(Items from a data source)
▼▼▼

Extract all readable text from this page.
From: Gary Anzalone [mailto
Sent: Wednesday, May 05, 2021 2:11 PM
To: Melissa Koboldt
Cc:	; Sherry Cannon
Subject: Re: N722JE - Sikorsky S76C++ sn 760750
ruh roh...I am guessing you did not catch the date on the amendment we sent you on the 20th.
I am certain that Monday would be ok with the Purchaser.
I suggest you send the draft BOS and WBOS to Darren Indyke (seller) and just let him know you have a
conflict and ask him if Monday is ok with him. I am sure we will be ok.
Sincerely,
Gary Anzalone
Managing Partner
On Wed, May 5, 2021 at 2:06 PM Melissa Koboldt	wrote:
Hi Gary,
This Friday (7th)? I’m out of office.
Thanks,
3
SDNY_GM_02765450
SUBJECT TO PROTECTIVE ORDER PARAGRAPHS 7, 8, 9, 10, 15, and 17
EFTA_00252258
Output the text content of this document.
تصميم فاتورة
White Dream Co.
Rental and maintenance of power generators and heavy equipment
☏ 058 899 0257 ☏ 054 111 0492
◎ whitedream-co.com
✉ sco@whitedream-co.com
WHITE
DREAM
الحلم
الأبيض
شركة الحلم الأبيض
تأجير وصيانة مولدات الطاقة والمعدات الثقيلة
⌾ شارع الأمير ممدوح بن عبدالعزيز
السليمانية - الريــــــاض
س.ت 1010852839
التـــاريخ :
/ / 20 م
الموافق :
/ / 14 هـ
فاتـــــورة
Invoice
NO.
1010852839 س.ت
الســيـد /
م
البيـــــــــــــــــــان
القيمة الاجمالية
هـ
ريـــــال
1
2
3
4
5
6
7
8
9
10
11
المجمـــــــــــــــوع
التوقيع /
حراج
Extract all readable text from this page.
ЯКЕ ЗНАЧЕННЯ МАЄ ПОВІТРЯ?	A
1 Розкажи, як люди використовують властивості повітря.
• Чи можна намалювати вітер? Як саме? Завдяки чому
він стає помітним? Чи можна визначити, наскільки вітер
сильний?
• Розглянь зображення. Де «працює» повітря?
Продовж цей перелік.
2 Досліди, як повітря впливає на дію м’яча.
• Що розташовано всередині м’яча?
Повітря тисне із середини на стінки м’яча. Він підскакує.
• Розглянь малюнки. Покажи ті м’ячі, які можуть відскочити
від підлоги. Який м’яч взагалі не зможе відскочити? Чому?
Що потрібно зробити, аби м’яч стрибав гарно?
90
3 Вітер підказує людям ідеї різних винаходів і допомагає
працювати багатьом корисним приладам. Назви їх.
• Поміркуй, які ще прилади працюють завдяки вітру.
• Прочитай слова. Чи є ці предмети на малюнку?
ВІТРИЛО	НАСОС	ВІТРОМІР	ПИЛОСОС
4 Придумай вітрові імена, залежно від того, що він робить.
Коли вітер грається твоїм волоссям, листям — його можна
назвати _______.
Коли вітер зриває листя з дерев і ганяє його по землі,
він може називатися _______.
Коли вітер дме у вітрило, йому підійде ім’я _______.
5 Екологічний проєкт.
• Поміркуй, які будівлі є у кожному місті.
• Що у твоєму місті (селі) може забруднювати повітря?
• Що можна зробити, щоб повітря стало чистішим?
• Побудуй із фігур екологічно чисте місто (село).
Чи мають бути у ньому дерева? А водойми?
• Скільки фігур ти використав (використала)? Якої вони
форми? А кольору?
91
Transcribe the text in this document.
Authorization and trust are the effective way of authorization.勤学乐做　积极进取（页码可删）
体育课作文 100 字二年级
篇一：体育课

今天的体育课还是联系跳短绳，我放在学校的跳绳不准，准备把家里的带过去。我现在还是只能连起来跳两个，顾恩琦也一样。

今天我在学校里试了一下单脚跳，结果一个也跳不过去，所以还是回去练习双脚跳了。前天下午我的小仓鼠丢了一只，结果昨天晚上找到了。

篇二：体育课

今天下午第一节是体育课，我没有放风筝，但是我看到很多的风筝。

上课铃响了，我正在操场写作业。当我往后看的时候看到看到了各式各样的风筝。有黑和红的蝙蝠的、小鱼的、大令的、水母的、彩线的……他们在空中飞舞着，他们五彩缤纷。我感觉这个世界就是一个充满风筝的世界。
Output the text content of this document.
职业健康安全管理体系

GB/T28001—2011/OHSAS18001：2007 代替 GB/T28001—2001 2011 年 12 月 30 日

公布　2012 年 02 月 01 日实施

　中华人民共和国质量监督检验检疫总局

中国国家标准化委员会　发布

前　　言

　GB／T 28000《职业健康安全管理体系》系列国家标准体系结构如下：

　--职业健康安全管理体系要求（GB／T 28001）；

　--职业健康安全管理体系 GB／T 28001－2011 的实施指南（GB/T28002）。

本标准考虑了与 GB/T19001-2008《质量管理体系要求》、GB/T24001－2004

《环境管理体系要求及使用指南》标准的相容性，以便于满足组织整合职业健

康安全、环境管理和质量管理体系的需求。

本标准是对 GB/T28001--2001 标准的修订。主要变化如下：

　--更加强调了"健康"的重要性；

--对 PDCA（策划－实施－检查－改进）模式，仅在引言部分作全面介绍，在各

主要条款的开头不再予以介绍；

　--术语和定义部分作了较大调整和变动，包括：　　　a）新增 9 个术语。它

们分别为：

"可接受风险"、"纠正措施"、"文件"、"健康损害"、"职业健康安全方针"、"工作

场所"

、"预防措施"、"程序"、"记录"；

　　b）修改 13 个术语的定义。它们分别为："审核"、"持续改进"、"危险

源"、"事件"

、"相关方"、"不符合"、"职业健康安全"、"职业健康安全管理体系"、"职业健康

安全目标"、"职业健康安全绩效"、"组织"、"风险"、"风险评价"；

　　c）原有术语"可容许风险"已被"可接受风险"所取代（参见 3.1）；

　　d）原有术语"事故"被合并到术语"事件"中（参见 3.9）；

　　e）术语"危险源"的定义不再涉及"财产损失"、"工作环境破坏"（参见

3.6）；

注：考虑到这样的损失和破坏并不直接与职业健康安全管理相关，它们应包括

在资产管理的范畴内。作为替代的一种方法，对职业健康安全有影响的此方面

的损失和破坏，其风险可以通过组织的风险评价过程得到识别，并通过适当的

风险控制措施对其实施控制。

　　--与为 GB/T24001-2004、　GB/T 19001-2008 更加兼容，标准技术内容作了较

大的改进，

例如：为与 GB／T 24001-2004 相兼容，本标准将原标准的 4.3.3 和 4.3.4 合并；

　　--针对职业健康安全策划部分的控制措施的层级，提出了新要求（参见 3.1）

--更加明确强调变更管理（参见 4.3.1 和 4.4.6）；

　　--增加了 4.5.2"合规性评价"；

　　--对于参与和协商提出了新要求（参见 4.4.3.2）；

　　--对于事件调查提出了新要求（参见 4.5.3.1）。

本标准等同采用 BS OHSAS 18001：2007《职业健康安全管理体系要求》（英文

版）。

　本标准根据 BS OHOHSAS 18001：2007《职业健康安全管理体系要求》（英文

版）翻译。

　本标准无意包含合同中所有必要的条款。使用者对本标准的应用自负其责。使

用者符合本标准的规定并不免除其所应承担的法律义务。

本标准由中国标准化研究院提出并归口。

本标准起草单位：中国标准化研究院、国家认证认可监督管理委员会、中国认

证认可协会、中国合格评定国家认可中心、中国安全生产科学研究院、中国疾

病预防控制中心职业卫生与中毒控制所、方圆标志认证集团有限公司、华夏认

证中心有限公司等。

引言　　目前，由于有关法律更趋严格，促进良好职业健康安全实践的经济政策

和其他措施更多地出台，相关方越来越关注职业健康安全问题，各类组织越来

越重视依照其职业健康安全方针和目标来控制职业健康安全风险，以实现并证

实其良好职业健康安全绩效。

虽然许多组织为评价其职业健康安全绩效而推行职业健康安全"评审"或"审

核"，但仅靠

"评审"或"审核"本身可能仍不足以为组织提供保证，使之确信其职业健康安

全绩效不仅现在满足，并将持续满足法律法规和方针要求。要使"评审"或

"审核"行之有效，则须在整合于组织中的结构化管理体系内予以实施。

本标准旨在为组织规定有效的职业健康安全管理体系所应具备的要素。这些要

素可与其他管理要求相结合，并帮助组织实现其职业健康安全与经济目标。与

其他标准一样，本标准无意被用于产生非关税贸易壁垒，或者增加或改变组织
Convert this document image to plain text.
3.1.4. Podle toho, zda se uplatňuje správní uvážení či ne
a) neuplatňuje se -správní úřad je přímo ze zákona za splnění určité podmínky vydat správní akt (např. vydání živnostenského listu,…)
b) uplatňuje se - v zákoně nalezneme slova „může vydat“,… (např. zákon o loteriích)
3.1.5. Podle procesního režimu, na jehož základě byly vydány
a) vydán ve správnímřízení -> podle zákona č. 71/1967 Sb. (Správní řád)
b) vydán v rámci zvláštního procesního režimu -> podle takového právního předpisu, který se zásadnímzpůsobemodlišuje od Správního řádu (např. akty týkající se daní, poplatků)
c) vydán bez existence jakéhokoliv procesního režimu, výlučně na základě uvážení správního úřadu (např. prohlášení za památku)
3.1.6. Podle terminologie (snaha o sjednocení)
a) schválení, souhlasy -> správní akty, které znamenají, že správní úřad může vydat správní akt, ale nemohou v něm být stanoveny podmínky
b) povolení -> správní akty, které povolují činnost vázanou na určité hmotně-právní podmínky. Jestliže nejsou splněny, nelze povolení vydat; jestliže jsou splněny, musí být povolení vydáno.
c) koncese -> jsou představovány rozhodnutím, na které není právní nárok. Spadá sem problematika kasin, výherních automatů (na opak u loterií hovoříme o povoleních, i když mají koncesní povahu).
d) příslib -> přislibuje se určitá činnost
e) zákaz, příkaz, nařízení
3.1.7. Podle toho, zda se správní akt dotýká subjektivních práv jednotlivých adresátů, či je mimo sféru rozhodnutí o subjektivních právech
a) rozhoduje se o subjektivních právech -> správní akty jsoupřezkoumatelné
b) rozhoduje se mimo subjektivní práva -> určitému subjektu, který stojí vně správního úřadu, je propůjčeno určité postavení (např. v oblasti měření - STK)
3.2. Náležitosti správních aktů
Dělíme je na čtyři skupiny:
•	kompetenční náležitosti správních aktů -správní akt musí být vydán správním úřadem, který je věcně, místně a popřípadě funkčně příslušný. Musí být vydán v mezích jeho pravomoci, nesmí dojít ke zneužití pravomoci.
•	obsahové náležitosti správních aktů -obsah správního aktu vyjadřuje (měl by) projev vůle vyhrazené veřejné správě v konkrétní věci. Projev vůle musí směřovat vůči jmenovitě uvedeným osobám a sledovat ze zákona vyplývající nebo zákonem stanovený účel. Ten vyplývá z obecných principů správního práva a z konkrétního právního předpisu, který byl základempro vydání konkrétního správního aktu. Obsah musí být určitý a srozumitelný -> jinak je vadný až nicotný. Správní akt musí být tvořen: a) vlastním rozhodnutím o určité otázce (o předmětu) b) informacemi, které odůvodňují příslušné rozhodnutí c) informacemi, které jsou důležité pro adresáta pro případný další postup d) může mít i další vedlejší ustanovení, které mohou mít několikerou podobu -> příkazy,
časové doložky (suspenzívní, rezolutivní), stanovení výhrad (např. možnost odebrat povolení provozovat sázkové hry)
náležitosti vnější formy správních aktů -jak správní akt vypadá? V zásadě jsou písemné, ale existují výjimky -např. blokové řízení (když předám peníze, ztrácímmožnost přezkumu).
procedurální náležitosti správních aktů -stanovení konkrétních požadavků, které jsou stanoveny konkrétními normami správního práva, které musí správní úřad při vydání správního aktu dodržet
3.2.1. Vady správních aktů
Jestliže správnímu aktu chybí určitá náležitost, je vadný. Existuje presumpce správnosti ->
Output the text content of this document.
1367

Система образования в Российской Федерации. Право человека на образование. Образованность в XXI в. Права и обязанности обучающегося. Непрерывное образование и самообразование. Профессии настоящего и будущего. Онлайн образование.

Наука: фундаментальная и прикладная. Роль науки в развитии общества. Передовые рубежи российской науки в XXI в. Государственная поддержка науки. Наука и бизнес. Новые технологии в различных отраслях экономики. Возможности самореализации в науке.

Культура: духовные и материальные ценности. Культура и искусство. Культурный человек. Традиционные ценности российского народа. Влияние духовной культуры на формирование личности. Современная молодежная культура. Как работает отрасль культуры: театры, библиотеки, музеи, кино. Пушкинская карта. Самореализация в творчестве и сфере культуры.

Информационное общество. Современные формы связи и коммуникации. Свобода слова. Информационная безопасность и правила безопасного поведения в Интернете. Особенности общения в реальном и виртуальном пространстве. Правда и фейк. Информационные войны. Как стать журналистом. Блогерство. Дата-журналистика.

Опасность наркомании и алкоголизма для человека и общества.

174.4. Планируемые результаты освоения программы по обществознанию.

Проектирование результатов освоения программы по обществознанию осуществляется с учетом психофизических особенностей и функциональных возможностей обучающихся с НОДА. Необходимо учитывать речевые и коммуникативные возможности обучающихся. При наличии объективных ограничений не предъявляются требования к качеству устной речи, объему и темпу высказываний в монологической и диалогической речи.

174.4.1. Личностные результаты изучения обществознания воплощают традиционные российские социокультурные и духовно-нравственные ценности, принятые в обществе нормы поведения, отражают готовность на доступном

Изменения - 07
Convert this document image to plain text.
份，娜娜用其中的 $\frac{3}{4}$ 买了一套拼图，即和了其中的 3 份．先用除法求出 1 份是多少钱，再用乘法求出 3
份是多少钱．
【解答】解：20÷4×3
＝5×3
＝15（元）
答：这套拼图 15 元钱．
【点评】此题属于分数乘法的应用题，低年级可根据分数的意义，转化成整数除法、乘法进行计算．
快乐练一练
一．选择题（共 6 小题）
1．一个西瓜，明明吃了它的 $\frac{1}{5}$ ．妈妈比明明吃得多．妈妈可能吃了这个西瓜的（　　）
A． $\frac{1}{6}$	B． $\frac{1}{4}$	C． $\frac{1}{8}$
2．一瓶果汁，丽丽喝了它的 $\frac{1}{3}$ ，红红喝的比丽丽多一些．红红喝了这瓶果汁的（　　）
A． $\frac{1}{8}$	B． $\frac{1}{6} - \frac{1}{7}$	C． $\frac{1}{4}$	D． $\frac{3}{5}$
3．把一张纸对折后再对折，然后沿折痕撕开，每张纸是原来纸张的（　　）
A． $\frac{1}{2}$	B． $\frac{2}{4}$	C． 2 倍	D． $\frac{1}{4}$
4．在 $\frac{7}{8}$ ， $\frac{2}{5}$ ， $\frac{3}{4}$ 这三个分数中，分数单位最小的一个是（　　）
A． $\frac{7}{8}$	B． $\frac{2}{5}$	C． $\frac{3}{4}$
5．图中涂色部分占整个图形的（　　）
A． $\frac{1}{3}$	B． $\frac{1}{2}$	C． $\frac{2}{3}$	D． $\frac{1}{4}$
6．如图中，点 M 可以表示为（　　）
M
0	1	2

▲▲▲

_PROBLEM DETAILS_
Which lines above contain "человека"? Show each of them.

_ANSWER TO THIS TASK_
Система образования в Российской Федерации. Право человека на образование. Образованность в XXI в. Права и обязанности обучающегося. Непрерывное образование и самообразование. Профессии настоящего и будущего. Онлайн образование.
Опасность наркомании и алкоголизма для человека и общества.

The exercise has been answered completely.